▶ [GIVEN PROBLEM]: From the listing below, return each line that includes "grid".

▶ [Figure collection entries]:
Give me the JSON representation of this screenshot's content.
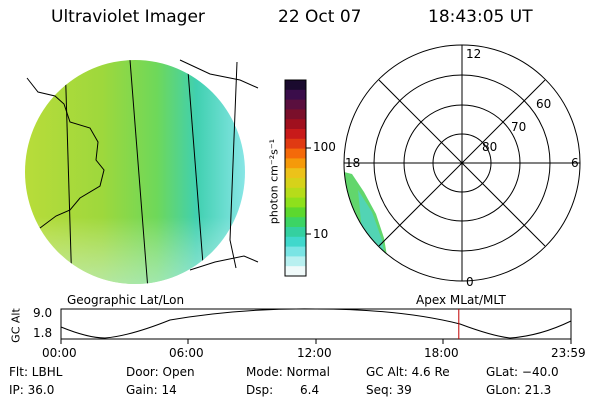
{
  "header": {
    "title": "Ultraviolet Imager",
    "date": "22 Oct 07",
    "time": "18:43:05 UT"
  },
  "colorbar": {
    "unit_label": "photon cm⁻²s⁻¹",
    "tick_labels": [
      "100",
      "10"
    ],
    "colors": [
      "#1a0a2e",
      "#3a0d4a",
      "#5a0f3e",
      "#7a0f2a",
      "#a0101e",
      "#c81a1a",
      "#e03a12",
      "#f46a0a",
      "#f59a0a",
      "#ecc21a",
      "#d6d21a",
      "#b6dc1a",
      "#8ee01c",
      "#5cd82e",
      "#3cd464",
      "#34d0a0",
      "#40d8cc",
      "#7ae4e4",
      "#b8f0f0",
      "#f0fafa"
    ]
  },
  "polar": {
    "mlt_labels": [
      "12",
      "18",
      "6",
      "0"
    ],
    "lat_labels": [
      "60",
      "70",
      "80"
    ]
  },
  "orbit": {
    "axis_label": "GC Alt",
    "y_ticks": [
      "9.0",
      "1.8"
    ],
    "left_caption": "Geographic Lat/Lon",
    "right_caption": "Apex MLat/MLT",
    "time_ticks": [
      "00:00",
      "06:00",
      "12:00",
      "18:00",
      "23:59"
    ],
    "current_time_hours": 18.72,
    "current_marker_color": "#c00000"
  },
  "status": {
    "flt": "Flt: LBHL",
    "door": "Door: Open",
    "mode": "Mode: Normal",
    "gc_alt": "GC Alt: 4.6 Re",
    "glat": "GLat: −40.0",
    "ip": "IP: 36.0",
    "gain": "Gain: 14",
    "dsp_label": "Dsp:",
    "dsp_value": "6.4",
    "seq": "Seq: 39",
    "glon": "GLon: 21.3"
  }
}
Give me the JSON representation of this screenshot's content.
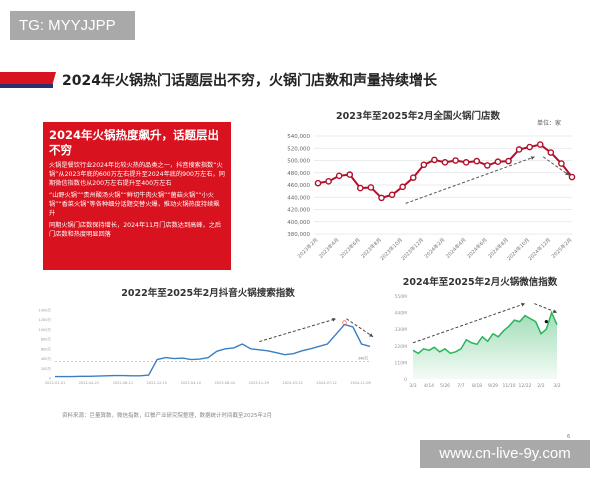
{
  "watermark_top": "TG: MYYJJPP",
  "watermark_bottom": "www.cn-live-9y.com",
  "page_title": "2024年火锅热门话题层出不穷，火锅门店数和声量持续增长",
  "summary": {
    "heading": "2024年火锅热度飙升，话题层出不穷",
    "paragraphs": [
      "火锅是餐饮行业2024年比较火热的品类之一，抖音搜索指数“火锅”从2023年底的600万左右提升至2024年底的900万左右，同期微信指数也从200万左右提升至400万左右",
      "“山野火锅”“贵州酸汤火锅”“鲜切牛肉火锅”“菌菇火锅”“小火锅”“香菜火锅”等各种细分话题交替火爆，推动火锅热度持续飙升",
      "同期火锅门店数保持增长，2024年11月门店数达到高峰，之后门店数和热度明显回落"
    ]
  },
  "source": "资料来源：巨量算数，微信指数，红餐产业研究院整理，数据统计时间截至2025年2月",
  "page_number": "6",
  "chart_data": [
    {
      "type": "line",
      "title": "2023年至2025年2月全国火锅门店数",
      "unit": "单位：家",
      "color": "#b0102a",
      "ylim": [
        380000,
        540000
      ],
      "yticks": [
        "380,000",
        "400,000",
        "420,000",
        "440,000",
        "460,000",
        "480,000",
        "500,000",
        "520,000",
        "540,000"
      ],
      "x": [
        "2023年2月",
        "2023年3月",
        "2023年4月",
        "2023年5月",
        "2023年6月",
        "2023年7月",
        "2023年8月",
        "2023年9月",
        "2023年10月",
        "2023年11月",
        "2023年12月",
        "2024年1月",
        "2024年2月",
        "2024年3月",
        "2024年4月",
        "2024年5月",
        "2024年6月",
        "2024年7月",
        "2024年8月",
        "2024年9月",
        "2024年10月",
        "2024年11月",
        "2024年12月",
        "2025年1月",
        "2025年2月"
      ],
      "xticks": [
        "2023年2月",
        "2023年4月",
        "2023年6月",
        "2023年8月",
        "2023年10月",
        "2023年12月",
        "2024年2月",
        "2024年4月",
        "2024年6月",
        "2024年8月",
        "2024年10月",
        "2024年12月",
        "2025年2月"
      ],
      "values": [
        463000,
        466000,
        475000,
        477000,
        455000,
        456000,
        439000,
        444000,
        457000,
        472000,
        493000,
        501000,
        497000,
        500000,
        497000,
        499000,
        492000,
        498000,
        499000,
        518000,
        522000,
        526000,
        513000,
        495000,
        473000
      ],
      "grid": true
    },
    {
      "type": "line",
      "title": "2022年至2025年2月抖音火锅搜索指数",
      "color": "#3a7fc4",
      "ylim": [
        0,
        14000000
      ],
      "yticks": [
        "0",
        "200万",
        "400万",
        "600万",
        "800万",
        "1000万",
        "1200万",
        "1400万"
      ],
      "xticks": [
        "2022-01-01",
        "2022-04-21",
        "2022-08-11",
        "2022-12-15",
        "2023-04-10",
        "2023-08-04",
        "2023-11-29",
        "2024-03-22",
        "2024-07-12",
        "2024-11-06"
      ],
      "x": [
        "2022-01",
        "2022-02",
        "2022-03",
        "2022-04",
        "2022-05",
        "2022-06",
        "2022-07",
        "2022-08",
        "2022-09",
        "2022-10",
        "2022-11",
        "2022-12",
        "2023-01",
        "2023-02",
        "2023-03",
        "2023-04",
        "2023-05",
        "2023-06",
        "2023-07",
        "2023-08",
        "2023-09",
        "2023-10",
        "2023-11",
        "2023-12",
        "2024-01",
        "2024-02",
        "2024-03",
        "2024-04",
        "2024-05",
        "2024-06",
        "2024-07",
        "2024-08",
        "2024-09",
        "2024-10",
        "2024-11",
        "2024-12",
        "2025-01",
        "2025-02"
      ],
      "values": [
        300000,
        300000,
        300000,
        350000,
        350000,
        400000,
        450000,
        500000,
        500000,
        450000,
        450000,
        600000,
        3800000,
        4200000,
        4000000,
        4100000,
        3800000,
        3900000,
        4200000,
        5500000,
        6000000,
        6200000,
        7000000,
        6000000,
        5800000,
        5600000,
        5200000,
        4800000,
        5000000,
        5600000,
        6000000,
        6500000,
        7000000,
        9000000,
        11000000,
        10500000,
        7000000,
        6500000
      ],
      "reference": {
        "value": 3400000,
        "label": "340万"
      },
      "grid": false
    },
    {
      "type": "area",
      "title": "2024年至2025年2月火锅微信指数",
      "color": "#2bb45c",
      "ylim": [
        0,
        550000000
      ],
      "yticks": [
        "0",
        "110M",
        "220M",
        "330M",
        "440M",
        "550M"
      ],
      "xticks": [
        "3/3",
        "4/14",
        "5/26",
        "7/7",
        "8/18",
        "9/29",
        "11/10",
        "12/22",
        "2/2",
        "3/2"
      ],
      "values": [
        190000000,
        170000000,
        200000000,
        190000000,
        210000000,
        180000000,
        200000000,
        170000000,
        180000000,
        200000000,
        260000000,
        240000000,
        230000000,
        280000000,
        250000000,
        300000000,
        280000000,
        320000000,
        350000000,
        390000000,
        380000000,
        420000000,
        400000000,
        380000000,
        300000000,
        330000000,
        440000000,
        360000000
      ],
      "grid": false
    }
  ]
}
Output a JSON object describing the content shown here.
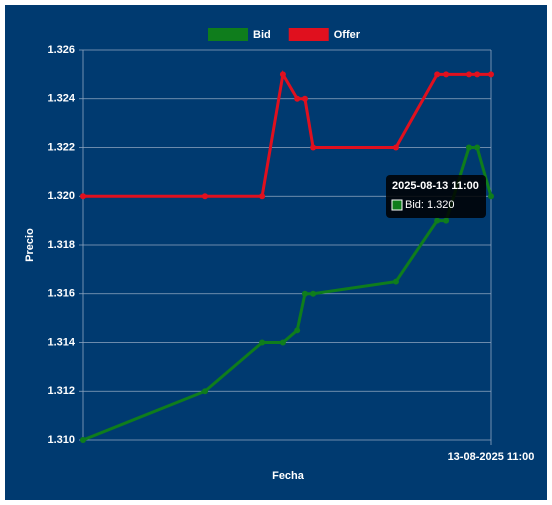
{
  "chart_data": {
    "type": "line",
    "x": [
      0,
      29.9,
      43.9,
      49.0,
      52.5,
      54.4,
      56.4,
      76.7,
      86.8,
      89.0,
      94.6,
      96.6,
      100
    ],
    "series": [
      {
        "name": "Bid",
        "color": "#0f7d1c",
        "values": [
          1.31,
          1.312,
          1.314,
          1.314,
          1.3145,
          1.316,
          1.316,
          1.3165,
          1.319,
          1.319,
          1.322,
          1.322,
          1.32
        ]
      },
      {
        "name": "Offer",
        "color": "#e0101e",
        "values": [
          1.32,
          1.32,
          1.32,
          1.325,
          1.324,
          1.324,
          1.322,
          1.322,
          1.325,
          1.325,
          1.325,
          1.325,
          1.325
        ]
      }
    ],
    "xlabel": "Fecha",
    "ylabel": "Precio",
    "xlim": [
      0,
      100
    ],
    "xticks": [
      {
        "value": 100,
        "label": "13-08-2025 11:00"
      }
    ],
    "ylim": [
      1.31,
      1.326
    ],
    "yticks": [
      {
        "value": 1.31,
        "label": "1.310"
      },
      1.312,
      1.314,
      1.316,
      1.318,
      {
        "value": 1.32,
        "label": "1.320"
      },
      1.322,
      1.324,
      1.326
    ],
    "grid": true,
    "legend": "top",
    "tooltip": {
      "title": "2025-08-13 11:00",
      "label": "Bid: 1.320"
    }
  }
}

▶ [SOLUTION FOR THIS EXERCISE]:
      "grid": true
      "grid": false
      "grid": false
    "grid": true,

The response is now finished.